-- Dataset entries start --

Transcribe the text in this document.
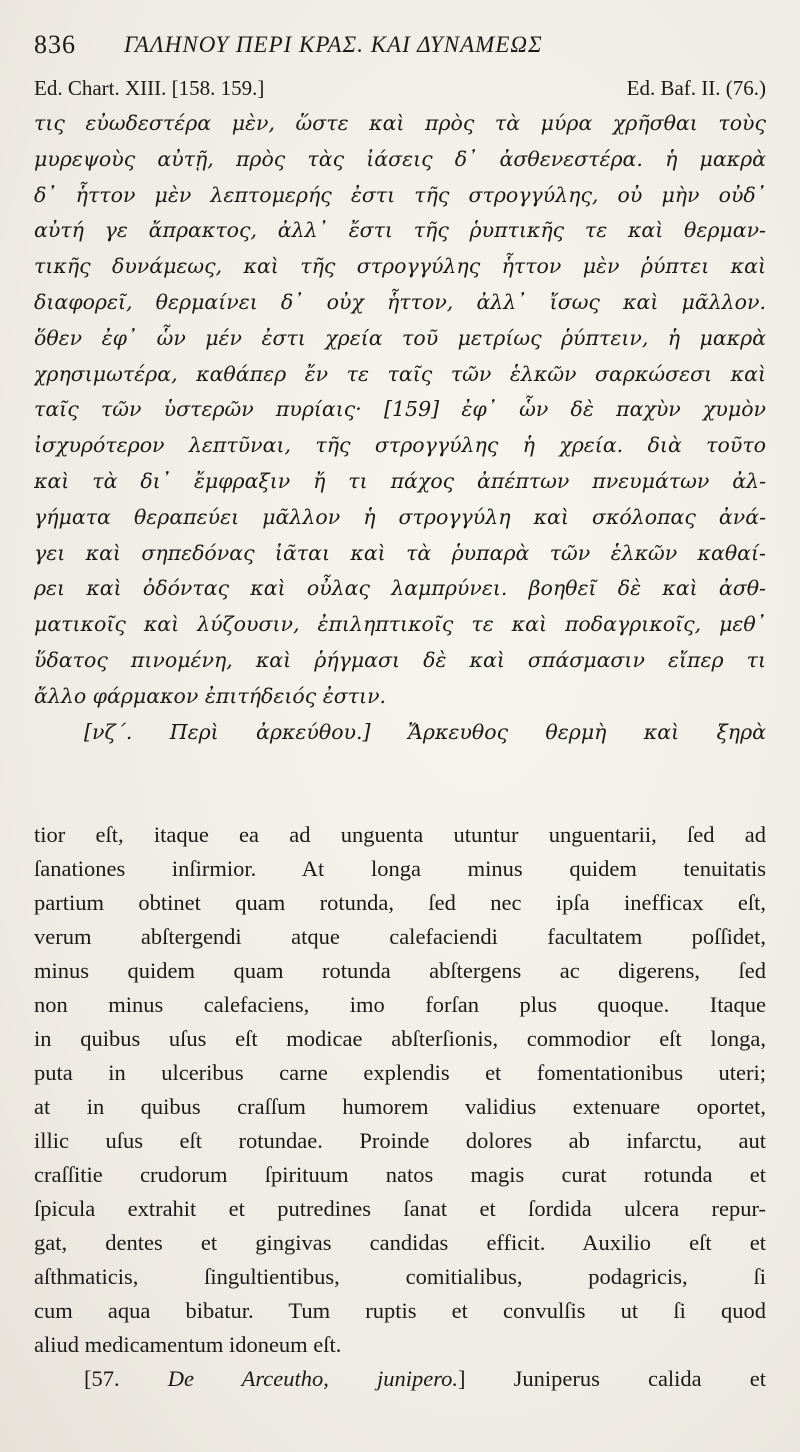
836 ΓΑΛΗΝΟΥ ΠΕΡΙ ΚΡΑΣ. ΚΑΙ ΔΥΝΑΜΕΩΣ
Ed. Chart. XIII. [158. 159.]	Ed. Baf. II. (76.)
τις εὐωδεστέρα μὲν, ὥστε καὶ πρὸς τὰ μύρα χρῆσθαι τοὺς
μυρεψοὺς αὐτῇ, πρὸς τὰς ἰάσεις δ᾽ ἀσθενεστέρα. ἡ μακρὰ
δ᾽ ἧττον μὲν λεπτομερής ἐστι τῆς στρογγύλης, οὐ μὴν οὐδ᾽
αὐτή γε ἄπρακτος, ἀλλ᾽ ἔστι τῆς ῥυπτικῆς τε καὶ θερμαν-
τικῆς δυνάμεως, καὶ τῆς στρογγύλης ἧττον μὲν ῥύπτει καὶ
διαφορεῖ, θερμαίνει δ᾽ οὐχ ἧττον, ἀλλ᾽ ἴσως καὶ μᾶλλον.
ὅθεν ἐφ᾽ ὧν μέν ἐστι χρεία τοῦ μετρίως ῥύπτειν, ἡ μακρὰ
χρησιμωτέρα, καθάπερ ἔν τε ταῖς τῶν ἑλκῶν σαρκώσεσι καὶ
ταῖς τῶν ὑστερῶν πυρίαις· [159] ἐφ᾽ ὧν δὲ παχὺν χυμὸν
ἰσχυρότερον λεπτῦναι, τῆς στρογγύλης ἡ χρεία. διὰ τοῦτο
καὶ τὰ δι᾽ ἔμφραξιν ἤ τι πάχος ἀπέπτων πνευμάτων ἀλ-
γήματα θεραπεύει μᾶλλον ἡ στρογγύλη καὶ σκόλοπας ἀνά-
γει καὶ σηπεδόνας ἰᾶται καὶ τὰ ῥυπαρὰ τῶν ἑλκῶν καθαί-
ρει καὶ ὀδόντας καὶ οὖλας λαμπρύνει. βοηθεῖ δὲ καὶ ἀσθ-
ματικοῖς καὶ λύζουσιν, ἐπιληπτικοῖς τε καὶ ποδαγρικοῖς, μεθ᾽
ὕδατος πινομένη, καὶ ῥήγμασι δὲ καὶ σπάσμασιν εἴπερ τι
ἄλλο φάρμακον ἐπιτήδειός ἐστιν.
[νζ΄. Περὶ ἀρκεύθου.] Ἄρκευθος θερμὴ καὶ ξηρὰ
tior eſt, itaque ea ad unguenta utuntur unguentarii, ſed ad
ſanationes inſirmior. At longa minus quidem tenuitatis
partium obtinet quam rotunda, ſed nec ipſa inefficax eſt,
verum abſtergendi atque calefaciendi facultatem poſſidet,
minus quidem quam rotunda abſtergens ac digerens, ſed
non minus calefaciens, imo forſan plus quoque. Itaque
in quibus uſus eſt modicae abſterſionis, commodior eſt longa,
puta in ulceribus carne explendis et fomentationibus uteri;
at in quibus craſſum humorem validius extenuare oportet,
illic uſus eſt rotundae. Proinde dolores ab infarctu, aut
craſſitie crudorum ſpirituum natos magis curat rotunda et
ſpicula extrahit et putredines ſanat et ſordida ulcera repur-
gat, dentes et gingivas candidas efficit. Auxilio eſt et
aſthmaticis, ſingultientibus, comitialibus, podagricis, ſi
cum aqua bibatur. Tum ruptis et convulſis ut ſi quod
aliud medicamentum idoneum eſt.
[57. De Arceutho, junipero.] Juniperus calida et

-- Dataset entries end --
-- Dataset entries start --

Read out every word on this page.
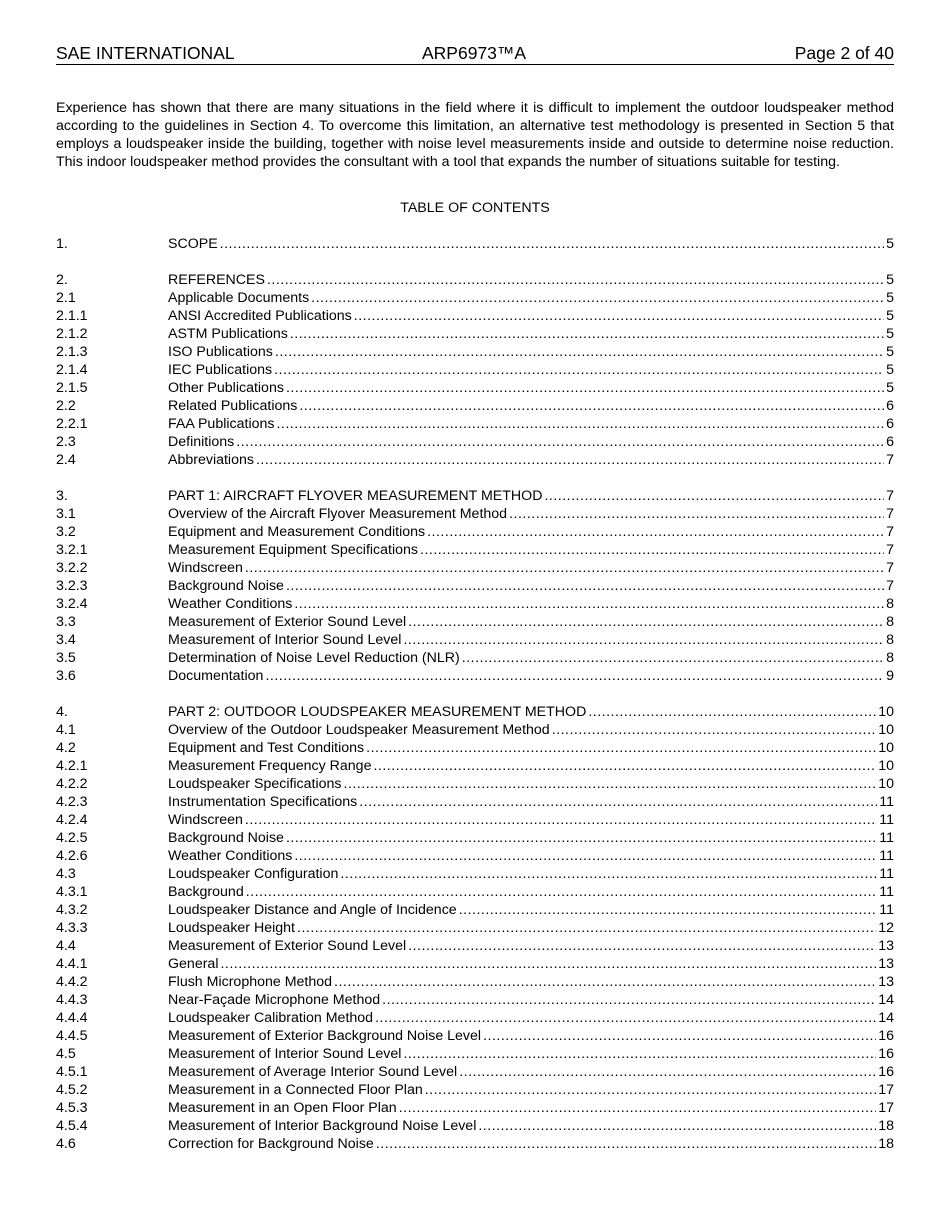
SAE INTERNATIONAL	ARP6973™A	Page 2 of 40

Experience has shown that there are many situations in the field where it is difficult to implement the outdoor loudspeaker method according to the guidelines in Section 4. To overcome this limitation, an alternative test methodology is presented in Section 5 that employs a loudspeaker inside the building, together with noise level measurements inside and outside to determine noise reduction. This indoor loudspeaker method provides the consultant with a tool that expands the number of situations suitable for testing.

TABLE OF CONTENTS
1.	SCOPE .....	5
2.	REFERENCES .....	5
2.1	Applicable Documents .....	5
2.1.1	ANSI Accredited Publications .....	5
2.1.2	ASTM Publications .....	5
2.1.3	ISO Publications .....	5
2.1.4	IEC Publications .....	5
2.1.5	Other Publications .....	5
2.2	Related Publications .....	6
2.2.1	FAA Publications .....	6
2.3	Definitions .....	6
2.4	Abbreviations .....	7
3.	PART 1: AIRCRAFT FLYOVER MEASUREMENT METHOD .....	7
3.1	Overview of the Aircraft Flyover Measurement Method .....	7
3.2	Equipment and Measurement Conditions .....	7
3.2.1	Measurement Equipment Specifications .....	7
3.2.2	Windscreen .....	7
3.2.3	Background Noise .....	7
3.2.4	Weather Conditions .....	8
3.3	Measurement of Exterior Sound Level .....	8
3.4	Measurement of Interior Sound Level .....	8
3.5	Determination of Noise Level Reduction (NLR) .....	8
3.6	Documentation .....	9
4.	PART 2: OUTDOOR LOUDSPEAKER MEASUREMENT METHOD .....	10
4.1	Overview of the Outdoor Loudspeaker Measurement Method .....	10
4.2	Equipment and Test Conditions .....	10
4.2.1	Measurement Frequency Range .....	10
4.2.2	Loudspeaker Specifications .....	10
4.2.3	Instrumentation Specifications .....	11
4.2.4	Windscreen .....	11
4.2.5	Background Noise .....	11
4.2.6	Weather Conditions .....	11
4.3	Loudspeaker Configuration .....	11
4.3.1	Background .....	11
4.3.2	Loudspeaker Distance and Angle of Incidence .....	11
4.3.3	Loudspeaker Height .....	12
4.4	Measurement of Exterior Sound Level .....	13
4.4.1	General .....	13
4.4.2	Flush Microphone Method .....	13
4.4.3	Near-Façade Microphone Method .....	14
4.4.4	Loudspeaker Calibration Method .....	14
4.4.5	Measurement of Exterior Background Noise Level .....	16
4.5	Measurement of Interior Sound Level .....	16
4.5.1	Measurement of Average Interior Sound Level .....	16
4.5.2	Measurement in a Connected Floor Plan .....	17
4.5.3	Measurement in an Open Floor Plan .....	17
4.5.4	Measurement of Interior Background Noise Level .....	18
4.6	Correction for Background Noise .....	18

-- Dataset entries end --
-- Dataset entries start --

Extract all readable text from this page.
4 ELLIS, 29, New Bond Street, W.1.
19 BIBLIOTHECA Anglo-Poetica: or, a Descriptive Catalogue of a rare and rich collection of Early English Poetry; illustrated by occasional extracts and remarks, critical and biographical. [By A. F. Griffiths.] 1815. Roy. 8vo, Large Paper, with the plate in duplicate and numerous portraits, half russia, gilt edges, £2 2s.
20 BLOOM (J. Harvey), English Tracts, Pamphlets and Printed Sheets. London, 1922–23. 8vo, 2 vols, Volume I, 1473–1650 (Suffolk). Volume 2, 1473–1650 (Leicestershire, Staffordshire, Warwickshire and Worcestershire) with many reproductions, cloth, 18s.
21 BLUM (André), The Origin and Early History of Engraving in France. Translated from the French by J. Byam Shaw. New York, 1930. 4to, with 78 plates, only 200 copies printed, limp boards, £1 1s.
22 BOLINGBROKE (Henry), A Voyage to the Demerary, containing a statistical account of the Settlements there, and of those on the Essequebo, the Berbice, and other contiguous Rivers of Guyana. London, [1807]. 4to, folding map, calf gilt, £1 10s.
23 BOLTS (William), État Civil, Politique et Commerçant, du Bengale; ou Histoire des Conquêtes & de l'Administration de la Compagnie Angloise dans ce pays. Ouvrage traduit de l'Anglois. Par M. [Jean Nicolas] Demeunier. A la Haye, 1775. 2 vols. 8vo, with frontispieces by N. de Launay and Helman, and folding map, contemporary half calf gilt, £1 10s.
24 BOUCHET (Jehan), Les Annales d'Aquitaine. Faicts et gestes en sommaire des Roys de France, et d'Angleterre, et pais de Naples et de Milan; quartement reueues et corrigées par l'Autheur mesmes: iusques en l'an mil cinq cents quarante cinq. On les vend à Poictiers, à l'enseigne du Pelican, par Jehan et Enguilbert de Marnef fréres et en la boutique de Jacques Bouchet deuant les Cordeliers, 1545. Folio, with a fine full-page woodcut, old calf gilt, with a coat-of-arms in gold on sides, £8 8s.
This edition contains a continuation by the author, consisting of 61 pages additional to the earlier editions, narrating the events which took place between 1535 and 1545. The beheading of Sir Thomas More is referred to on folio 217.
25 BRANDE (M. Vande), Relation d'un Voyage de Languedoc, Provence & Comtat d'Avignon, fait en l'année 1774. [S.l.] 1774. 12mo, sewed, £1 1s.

-- Dataset entries end --

> Objective
Check each line of the data above for the word "from" and say how many lines contain it, giving nothing besides the number.

> Exercise response
2